▶ EXERCISE DESCRIPTION
Write every line out verbatim and omit the pictures.

** begin DATA TO USE **

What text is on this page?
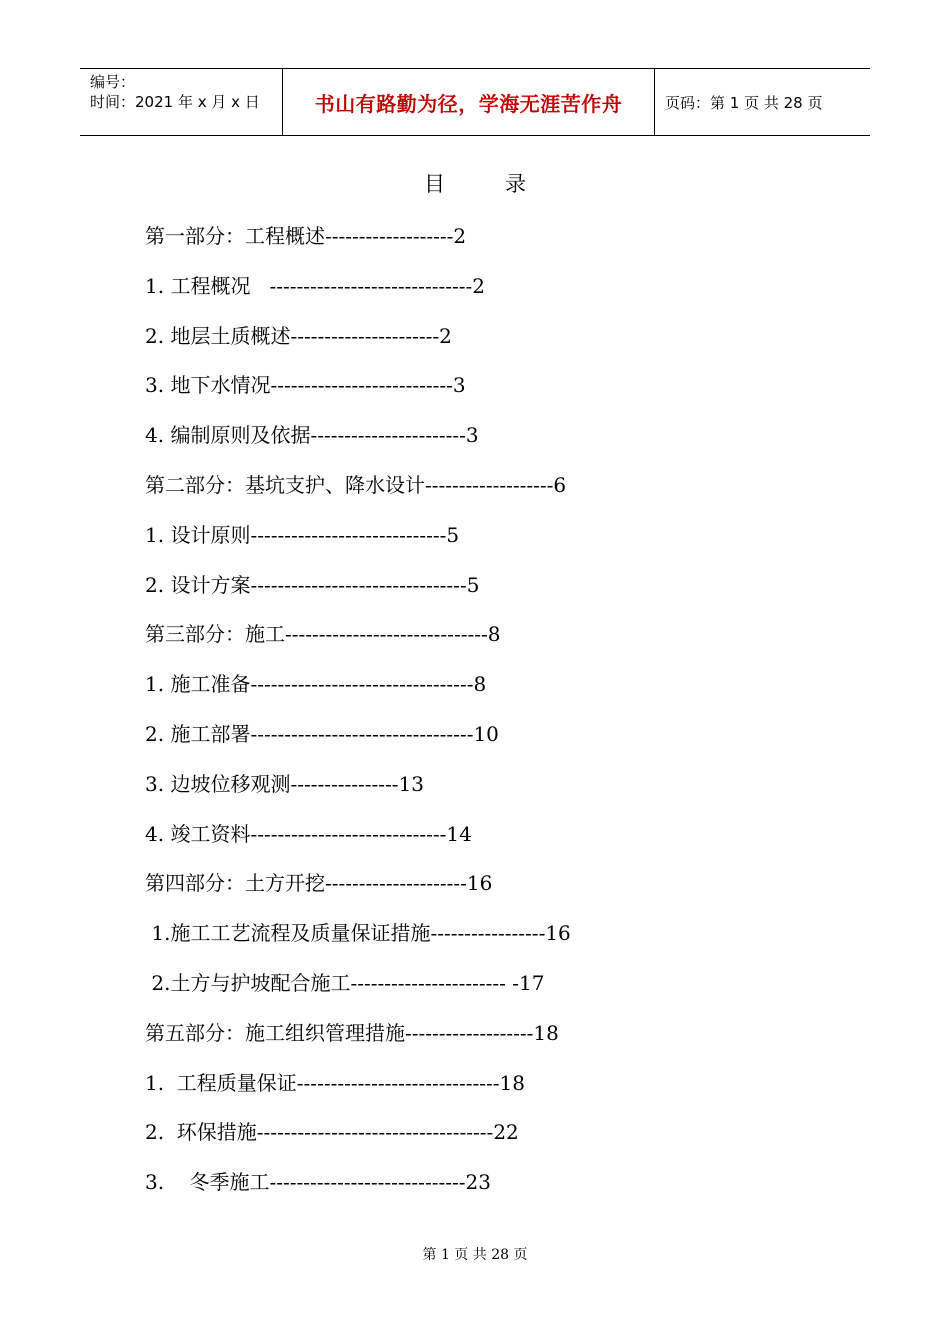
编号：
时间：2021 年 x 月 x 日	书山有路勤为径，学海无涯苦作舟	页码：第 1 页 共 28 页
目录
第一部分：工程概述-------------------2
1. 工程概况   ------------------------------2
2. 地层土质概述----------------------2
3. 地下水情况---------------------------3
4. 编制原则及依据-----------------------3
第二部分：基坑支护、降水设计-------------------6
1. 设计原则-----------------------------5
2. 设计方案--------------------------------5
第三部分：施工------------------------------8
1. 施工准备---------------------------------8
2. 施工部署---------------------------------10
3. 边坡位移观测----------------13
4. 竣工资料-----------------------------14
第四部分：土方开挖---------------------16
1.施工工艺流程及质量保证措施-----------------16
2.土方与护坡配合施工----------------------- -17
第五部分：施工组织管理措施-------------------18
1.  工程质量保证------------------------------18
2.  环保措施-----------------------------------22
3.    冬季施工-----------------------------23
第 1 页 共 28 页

** end DATA TO USE **

▶ RESPONSE BELOW
What text is on this page?
编号：
时间：2021 年 x 月 x 日	书山有路勤为径，学海无涯苦作舟	页码：第 1 页 共 28 页
目录
第一部分：工程概述-------------------2
1. 工程概况   ------------------------------2
2. 地层土质概述----------------------2
3. 地下水情况---------------------------3
4. 编制原则及依据-----------------------3
第二部分：基坑支护、降水设计-------------------6
1. 设计原则-----------------------------5
2. 设计方案--------------------------------5
第三部分：施工------------------------------8
1. 施工准备---------------------------------8
2. 施工部署---------------------------------10
3. 边坡位移观测----------------13
4. 竣工资料-----------------------------14
第四部分：土方开挖---------------------16
1.施工工艺流程及质量保证措施-----------------16
2.土方与护坡配合施工----------------------- -17
第五部分：施工组织管理措施-------------------18
1.  工程质量保证------------------------------18
2.  环保措施-----------------------------------22
3.    冬季施工-----------------------------23
第 1 页 共 28 页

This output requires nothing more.